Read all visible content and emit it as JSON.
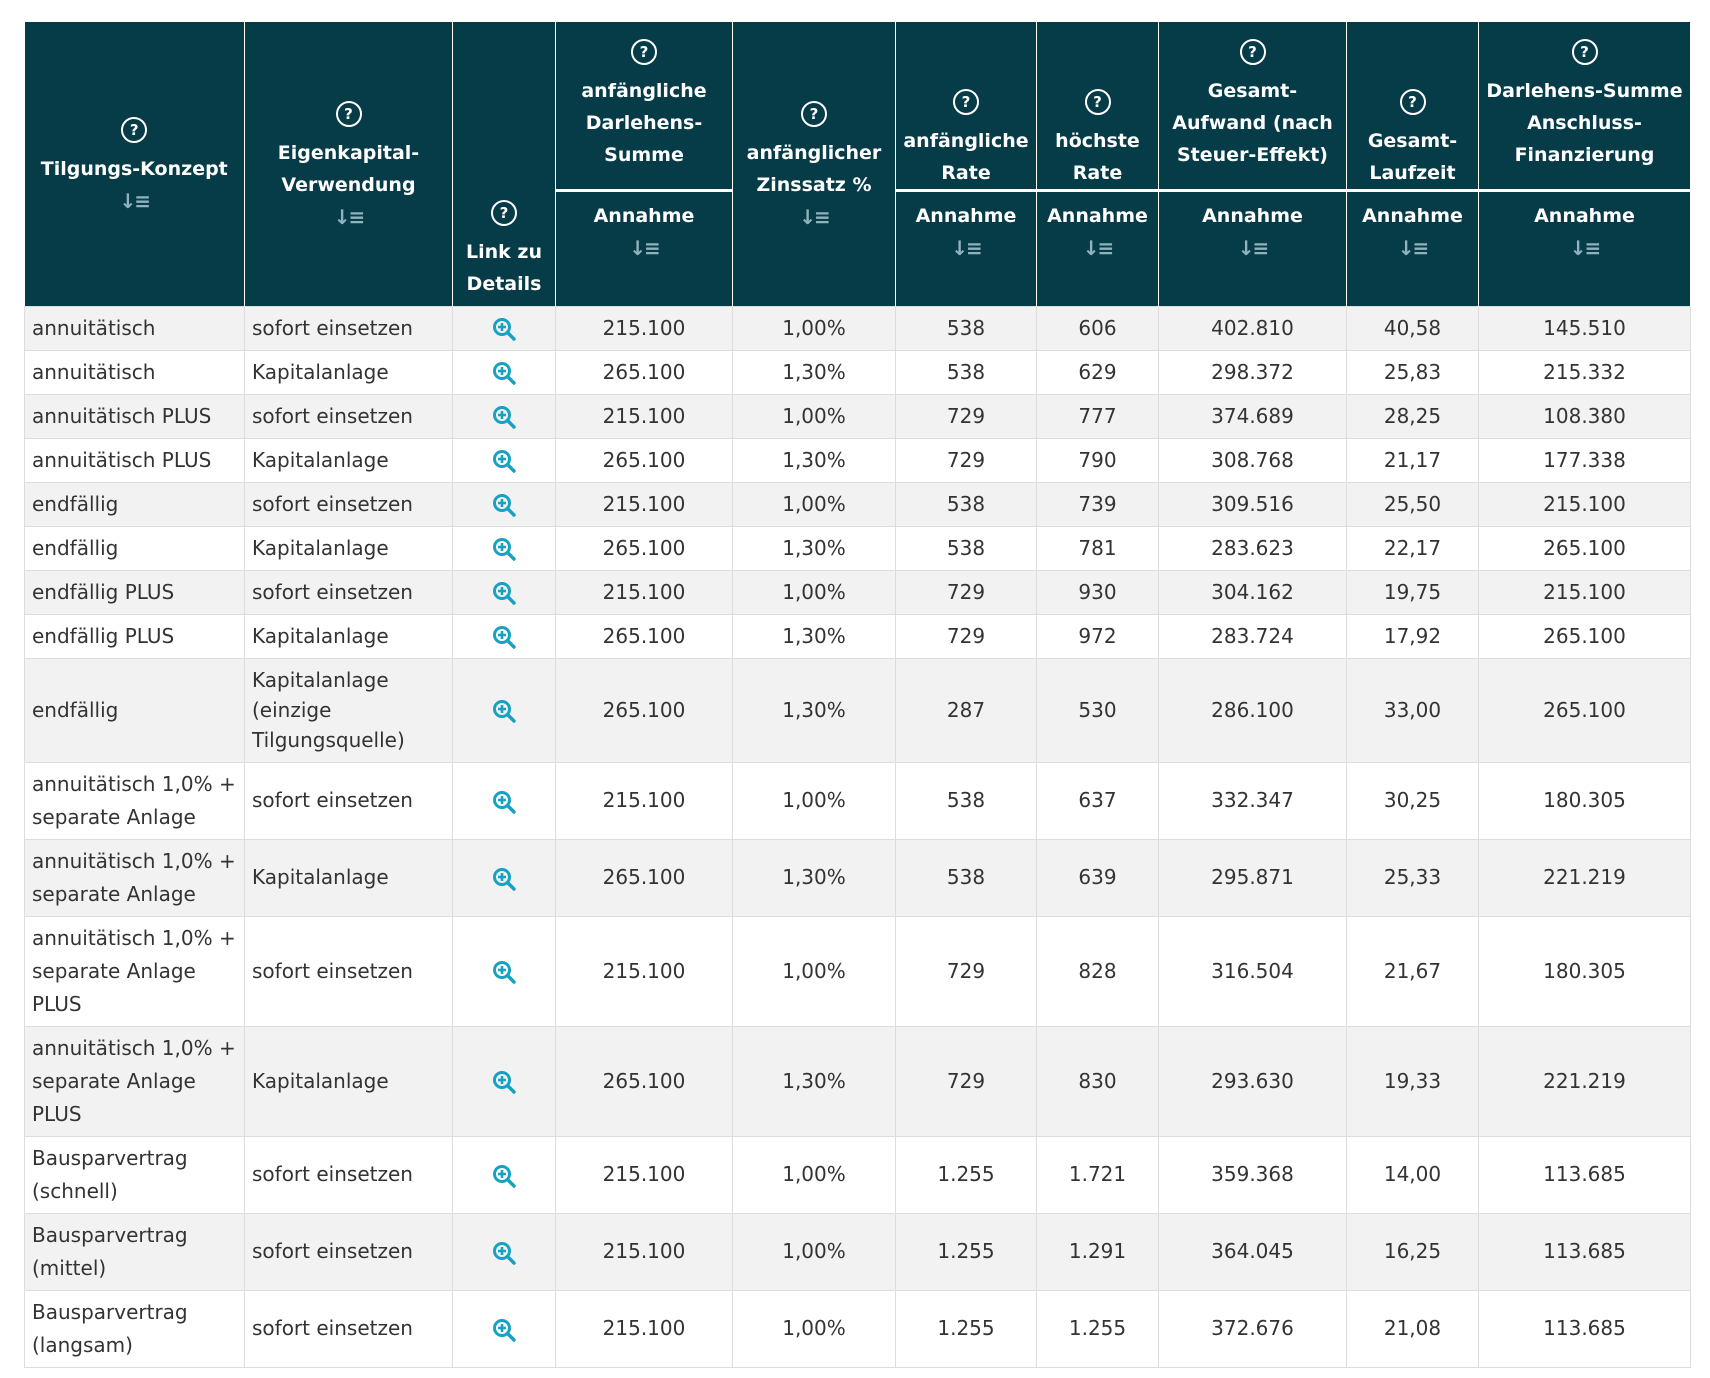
{
  "columns": [
    {
      "label": "Tilgungs-Konzept",
      "sub": ""
    },
    {
      "label": "Eigenkapital-Verwendung",
      "sub": ""
    },
    {
      "label": "Link zu Details",
      "sub": ""
    },
    {
      "label": "anfängliche Darlehens-Summe",
      "sub": "Annahme"
    },
    {
      "label": "anfänglicher Zinssatz %",
      "sub": ""
    },
    {
      "label": "anfängliche Rate",
      "sub": "Annahme"
    },
    {
      "label": "höchste Rate",
      "sub": "Annahme"
    },
    {
      "label": "Gesamt-Aufwand (nach Steuer-Effekt)",
      "sub": "Annahme"
    },
    {
      "label": "Gesamt-Laufzeit",
      "sub": "Annahme"
    },
    {
      "label": "Darlehens-Summe Anschluss-Finanzierung",
      "sub": "Annahme"
    }
  ],
  "icons": {
    "help": "help-circle-icon",
    "sort": "sort-descending-icon",
    "details": "zoom-in-icon"
  },
  "colors": {
    "header_bg": "#063b48",
    "link_icon": "#17a2c2",
    "row_alt": "#f2f2f2"
  },
  "rows": [
    [
      "annuitätisch",
      "sofort einsetzen",
      "215.100",
      "1,00%",
      "538",
      "606",
      "402.810",
      "40,58",
      "145.510"
    ],
    [
      "annuitätisch",
      "Kapitalanlage",
      "265.100",
      "1,30%",
      "538",
      "629",
      "298.372",
      "25,83",
      "215.332"
    ],
    [
      "annuitätisch PLUS",
      "sofort einsetzen",
      "215.100",
      "1,00%",
      "729",
      "777",
      "374.689",
      "28,25",
      "108.380"
    ],
    [
      "annuitätisch PLUS",
      "Kapitalanlage",
      "265.100",
      "1,30%",
      "729",
      "790",
      "308.768",
      "21,17",
      "177.338"
    ],
    [
      "endfällig",
      "sofort einsetzen",
      "215.100",
      "1,00%",
      "538",
      "739",
      "309.516",
      "25,50",
      "215.100"
    ],
    [
      "endfällig",
      "Kapitalanlage",
      "265.100",
      "1,30%",
      "538",
      "781",
      "283.623",
      "22,17",
      "265.100"
    ],
    [
      "endfällig PLUS",
      "sofort einsetzen",
      "215.100",
      "1,00%",
      "729",
      "930",
      "304.162",
      "19,75",
      "215.100"
    ],
    [
      "endfällig PLUS",
      "Kapitalanlage",
      "265.100",
      "1,30%",
      "729",
      "972",
      "283.724",
      "17,92",
      "265.100"
    ],
    [
      "endfällig",
      "Kapitalanlage (einzige Tilgungsquelle)",
      "265.100",
      "1,30%",
      "287",
      "530",
      "286.100",
      "33,00",
      "265.100"
    ],
    [
      "annuitätisch 1,0% + separate Anlage",
      "sofort einsetzen",
      "215.100",
      "1,00%",
      "538",
      "637",
      "332.347",
      "30,25",
      "180.305"
    ],
    [
      "annuitätisch 1,0% + separate Anlage",
      "Kapitalanlage",
      "265.100",
      "1,30%",
      "538",
      "639",
      "295.871",
      "25,33",
      "221.219"
    ],
    [
      "annuitätisch 1,0% + separate Anlage PLUS",
      "sofort einsetzen",
      "215.100",
      "1,00%",
      "729",
      "828",
      "316.504",
      "21,67",
      "180.305"
    ],
    [
      "annuitätisch 1,0% + separate Anlage PLUS",
      "Kapitalanlage",
      "265.100",
      "1,30%",
      "729",
      "830",
      "293.630",
      "19,33",
      "221.219"
    ],
    [
      "Bausparvertrag (schnell)",
      "sofort einsetzen",
      "215.100",
      "1,00%",
      "1.255",
      "1.721",
      "359.368",
      "14,00",
      "113.685"
    ],
    [
      "Bausparvertrag (mittel)",
      "sofort einsetzen",
      "215.100",
      "1,00%",
      "1.255",
      "1.291",
      "364.045",
      "16,25",
      "113.685"
    ],
    [
      "Bausparvertrag (langsam)",
      "sofort einsetzen",
      "215.100",
      "1,00%",
      "1.255",
      "1.255",
      "372.676",
      "21,08",
      "113.685"
    ]
  ]
}
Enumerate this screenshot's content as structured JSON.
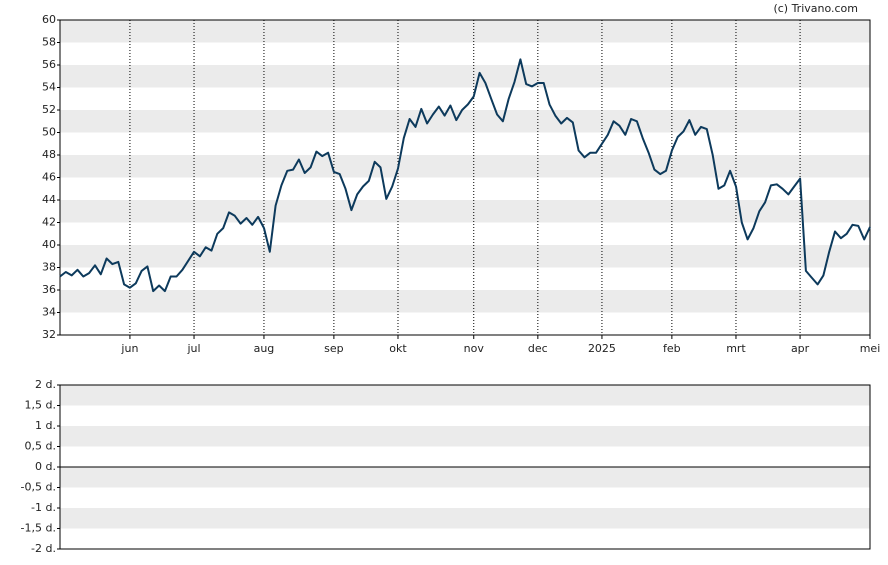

-- -- --

• WRITTEN PROBLEM: Look over the listing. Pull out every line with the string "Bausparvertrag" in it.

• TASK ANSWER:
      "Bausparvertrag (schnell)",
      "Bausparvertrag (mittel)",
      "Bausparvertrag (langsam)",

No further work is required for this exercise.